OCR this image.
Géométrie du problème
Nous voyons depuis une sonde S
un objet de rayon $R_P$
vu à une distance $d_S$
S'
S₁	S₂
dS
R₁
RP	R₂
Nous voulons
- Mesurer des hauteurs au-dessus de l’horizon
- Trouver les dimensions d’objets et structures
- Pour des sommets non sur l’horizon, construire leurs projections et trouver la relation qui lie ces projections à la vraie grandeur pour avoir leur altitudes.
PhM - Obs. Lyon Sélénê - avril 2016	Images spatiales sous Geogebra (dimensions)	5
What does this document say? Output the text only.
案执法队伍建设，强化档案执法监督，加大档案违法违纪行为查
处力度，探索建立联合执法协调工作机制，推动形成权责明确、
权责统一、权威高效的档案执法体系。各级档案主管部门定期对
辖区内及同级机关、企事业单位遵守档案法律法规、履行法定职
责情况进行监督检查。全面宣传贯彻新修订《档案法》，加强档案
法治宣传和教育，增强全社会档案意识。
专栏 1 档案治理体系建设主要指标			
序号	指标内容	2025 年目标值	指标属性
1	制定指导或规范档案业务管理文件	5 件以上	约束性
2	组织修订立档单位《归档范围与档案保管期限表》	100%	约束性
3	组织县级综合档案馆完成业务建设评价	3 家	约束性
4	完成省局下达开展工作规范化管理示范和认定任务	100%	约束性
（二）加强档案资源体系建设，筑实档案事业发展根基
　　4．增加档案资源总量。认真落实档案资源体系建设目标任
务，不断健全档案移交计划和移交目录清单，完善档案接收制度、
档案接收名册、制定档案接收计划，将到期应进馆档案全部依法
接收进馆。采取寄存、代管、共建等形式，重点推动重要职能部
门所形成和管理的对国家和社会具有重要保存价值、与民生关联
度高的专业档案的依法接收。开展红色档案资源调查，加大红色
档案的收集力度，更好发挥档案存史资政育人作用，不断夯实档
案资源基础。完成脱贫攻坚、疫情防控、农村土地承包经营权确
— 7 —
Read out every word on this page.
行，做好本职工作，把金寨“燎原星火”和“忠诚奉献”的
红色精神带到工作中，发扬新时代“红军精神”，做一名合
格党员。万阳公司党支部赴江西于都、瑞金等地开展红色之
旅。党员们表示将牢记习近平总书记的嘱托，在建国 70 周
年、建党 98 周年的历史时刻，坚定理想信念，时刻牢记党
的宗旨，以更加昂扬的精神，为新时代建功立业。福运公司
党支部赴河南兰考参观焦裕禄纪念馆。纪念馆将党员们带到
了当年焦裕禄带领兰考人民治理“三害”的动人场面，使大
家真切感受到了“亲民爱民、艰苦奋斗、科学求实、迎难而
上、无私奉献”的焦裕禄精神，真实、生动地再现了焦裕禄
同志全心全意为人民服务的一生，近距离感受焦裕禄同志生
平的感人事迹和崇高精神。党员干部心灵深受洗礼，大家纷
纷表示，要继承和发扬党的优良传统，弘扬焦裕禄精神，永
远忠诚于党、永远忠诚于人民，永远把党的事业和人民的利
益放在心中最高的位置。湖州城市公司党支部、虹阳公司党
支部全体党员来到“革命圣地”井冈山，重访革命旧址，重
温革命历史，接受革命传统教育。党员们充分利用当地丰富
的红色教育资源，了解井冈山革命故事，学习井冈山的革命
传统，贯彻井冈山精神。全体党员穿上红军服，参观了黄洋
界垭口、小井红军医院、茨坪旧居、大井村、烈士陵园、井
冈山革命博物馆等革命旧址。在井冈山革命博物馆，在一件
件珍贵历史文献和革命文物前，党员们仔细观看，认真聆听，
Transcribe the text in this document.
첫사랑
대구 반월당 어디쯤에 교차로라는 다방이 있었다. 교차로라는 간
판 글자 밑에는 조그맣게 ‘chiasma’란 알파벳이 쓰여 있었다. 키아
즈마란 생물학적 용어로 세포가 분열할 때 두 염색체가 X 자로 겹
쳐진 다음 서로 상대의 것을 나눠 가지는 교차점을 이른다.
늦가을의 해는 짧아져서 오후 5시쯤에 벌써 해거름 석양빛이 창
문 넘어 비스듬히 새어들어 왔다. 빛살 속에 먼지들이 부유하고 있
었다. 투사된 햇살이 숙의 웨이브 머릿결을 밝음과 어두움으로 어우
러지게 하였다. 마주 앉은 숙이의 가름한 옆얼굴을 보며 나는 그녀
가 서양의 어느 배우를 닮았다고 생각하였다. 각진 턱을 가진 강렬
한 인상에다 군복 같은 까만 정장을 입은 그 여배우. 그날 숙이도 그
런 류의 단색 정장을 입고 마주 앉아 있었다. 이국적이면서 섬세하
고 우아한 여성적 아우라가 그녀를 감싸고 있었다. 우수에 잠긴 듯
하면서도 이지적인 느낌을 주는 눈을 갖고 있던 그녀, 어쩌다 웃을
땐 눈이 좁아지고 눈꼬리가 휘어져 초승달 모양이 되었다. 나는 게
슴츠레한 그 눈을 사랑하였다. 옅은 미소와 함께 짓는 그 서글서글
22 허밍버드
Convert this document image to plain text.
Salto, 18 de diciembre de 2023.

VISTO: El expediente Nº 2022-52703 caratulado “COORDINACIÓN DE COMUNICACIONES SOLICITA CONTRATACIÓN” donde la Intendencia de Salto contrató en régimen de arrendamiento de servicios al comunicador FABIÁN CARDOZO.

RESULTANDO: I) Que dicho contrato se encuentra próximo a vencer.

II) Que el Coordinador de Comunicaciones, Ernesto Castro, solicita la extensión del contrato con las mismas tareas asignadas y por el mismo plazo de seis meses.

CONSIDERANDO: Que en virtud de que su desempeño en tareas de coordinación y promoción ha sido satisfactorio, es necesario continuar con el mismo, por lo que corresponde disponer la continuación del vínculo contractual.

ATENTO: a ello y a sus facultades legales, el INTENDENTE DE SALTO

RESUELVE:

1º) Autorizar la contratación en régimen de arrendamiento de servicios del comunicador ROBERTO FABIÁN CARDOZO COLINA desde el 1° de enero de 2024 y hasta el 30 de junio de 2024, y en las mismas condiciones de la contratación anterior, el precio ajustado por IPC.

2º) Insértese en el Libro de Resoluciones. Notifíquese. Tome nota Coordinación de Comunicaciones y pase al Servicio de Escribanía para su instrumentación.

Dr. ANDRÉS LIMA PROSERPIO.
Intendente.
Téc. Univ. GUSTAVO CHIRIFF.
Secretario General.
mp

SET EXERCISE –
Reproduce each line holding the word "arrendamiento".

SOLUTION TO THIS EXERCISE –
VISTO: El expediente Nº 2022-52703 caratulado “COORDINACIÓN DE COMUNICACIONES SOLICITA CONTRATACIÓN” donde la Intendencia de Salto contrató en régimen de arrendamiento de servicios al comunicador FABIÁN CARDOZO.
1º) Autorizar la contratación en régimen de arrendamiento de servicios del comunicador ROBERTO FABIÁN CARDOZO COLINA desde el 1° de enero de 2024 y hasta el 30 de junio de 2024, y en las mismas condiciones de la contratación anterior, el precio ajustado por IPC.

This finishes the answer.